• YOUR INSTRUCTIONS: Note how many lines hold the string "Calibrated" and give that number without any other words.

--- DATA TO USE ---

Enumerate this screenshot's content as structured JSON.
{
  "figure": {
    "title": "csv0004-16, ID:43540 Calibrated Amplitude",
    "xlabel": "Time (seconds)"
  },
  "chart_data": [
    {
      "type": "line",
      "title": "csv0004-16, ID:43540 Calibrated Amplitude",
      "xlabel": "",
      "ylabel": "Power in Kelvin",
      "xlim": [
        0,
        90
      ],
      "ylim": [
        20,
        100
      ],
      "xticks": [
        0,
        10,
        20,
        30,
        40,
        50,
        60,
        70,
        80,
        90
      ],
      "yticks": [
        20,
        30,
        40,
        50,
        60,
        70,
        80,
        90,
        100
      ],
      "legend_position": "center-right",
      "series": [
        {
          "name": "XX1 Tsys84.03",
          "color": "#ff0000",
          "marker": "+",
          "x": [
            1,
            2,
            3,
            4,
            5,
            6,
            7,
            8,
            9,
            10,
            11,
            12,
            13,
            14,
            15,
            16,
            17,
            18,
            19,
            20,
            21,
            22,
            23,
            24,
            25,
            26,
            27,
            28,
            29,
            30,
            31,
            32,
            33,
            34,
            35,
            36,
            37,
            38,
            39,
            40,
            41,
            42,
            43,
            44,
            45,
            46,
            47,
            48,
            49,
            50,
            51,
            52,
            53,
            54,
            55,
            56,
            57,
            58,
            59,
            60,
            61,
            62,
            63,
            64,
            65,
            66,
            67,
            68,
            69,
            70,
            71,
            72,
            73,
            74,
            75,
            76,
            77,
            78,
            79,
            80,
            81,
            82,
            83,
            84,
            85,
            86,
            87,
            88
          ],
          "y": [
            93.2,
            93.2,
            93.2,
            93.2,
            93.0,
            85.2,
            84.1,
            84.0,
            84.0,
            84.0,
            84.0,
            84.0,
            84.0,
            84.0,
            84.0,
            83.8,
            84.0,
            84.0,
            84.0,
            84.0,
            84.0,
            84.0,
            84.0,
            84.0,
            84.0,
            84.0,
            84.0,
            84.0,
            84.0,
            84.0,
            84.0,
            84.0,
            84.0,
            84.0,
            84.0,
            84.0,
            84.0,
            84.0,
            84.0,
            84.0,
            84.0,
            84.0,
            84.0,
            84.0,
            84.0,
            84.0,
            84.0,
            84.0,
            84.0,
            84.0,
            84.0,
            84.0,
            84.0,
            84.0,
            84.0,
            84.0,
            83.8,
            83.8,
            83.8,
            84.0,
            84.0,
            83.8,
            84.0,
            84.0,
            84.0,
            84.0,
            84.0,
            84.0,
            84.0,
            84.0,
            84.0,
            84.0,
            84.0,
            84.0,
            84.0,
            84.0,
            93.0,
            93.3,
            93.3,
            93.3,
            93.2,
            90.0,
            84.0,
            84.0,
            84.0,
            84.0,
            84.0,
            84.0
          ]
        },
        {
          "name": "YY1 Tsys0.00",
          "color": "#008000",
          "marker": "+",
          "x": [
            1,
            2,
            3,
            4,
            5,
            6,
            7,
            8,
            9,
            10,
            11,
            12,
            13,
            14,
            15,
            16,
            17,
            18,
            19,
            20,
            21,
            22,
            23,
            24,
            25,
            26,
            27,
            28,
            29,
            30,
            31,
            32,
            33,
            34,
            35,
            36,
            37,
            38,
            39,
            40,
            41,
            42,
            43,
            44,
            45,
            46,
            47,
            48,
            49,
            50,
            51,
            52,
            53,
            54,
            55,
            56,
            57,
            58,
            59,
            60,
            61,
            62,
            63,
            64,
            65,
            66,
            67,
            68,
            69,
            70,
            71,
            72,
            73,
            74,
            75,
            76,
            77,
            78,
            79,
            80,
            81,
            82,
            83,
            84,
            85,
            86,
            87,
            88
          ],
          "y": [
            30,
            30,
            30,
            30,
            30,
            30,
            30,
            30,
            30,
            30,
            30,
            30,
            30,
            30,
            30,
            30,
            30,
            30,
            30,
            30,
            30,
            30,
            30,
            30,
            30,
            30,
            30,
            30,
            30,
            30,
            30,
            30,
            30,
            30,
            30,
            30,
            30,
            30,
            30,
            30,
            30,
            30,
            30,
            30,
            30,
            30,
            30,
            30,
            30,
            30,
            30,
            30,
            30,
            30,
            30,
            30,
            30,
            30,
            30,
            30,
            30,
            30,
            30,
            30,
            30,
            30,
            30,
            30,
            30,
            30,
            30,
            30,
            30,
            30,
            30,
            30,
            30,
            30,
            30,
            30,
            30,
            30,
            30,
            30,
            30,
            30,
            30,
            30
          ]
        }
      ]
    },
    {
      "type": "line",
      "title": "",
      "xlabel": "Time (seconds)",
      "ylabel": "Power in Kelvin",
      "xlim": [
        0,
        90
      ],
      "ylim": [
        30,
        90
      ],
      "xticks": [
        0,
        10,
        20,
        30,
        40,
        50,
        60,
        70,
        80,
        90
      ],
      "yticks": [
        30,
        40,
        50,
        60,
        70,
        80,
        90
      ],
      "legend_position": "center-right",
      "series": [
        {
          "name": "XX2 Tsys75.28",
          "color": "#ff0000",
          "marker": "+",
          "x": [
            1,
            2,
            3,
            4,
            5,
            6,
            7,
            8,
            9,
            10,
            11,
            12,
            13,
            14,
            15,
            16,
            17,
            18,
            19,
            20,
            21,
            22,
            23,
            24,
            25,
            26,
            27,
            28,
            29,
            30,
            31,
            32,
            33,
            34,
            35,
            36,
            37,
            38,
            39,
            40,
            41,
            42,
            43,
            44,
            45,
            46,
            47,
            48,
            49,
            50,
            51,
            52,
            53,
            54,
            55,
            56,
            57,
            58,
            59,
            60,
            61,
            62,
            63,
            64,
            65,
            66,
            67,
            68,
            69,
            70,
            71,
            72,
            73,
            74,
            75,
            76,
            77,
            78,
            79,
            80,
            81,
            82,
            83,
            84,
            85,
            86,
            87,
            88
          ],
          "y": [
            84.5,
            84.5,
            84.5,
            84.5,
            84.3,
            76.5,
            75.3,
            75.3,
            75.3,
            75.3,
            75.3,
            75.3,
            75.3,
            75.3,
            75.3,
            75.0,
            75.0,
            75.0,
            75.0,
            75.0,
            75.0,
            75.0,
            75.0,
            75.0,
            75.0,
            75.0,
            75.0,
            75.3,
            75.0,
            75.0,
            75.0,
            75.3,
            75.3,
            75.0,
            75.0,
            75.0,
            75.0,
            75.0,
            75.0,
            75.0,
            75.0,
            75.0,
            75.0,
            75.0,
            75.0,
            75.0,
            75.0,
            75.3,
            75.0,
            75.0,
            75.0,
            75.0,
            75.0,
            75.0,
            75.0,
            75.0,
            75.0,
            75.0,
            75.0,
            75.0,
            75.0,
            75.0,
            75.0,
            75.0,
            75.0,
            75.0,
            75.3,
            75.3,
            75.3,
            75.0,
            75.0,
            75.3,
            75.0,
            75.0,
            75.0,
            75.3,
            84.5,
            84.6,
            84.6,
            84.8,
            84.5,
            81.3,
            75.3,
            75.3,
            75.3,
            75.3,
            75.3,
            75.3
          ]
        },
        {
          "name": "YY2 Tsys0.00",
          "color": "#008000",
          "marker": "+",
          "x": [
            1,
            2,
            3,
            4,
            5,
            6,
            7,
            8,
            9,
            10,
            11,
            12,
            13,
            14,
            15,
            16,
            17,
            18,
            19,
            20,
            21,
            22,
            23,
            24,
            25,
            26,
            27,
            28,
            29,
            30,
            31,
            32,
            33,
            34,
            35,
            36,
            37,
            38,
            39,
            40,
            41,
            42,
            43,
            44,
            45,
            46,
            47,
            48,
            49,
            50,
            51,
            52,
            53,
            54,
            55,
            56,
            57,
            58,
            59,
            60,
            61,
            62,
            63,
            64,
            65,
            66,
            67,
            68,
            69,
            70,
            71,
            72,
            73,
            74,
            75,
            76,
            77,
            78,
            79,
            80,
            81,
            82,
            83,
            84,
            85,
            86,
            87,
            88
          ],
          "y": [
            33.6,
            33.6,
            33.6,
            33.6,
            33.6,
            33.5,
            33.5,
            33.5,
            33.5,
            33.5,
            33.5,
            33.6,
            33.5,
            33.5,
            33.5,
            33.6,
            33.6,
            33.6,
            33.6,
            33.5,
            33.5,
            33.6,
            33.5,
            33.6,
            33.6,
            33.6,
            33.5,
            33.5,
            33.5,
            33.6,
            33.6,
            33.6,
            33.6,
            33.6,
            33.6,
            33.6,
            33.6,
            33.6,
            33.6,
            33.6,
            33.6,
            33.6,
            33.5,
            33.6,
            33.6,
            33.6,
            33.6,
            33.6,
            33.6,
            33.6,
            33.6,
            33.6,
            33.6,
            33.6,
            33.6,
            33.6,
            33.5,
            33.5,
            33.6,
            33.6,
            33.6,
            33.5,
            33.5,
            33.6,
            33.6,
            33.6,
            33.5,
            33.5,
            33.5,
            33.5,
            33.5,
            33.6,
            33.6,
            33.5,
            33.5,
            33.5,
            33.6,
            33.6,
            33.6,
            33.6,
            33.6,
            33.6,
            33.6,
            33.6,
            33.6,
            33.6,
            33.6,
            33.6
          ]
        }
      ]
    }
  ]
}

---

• SOLUTION FOR THIS TASK: 2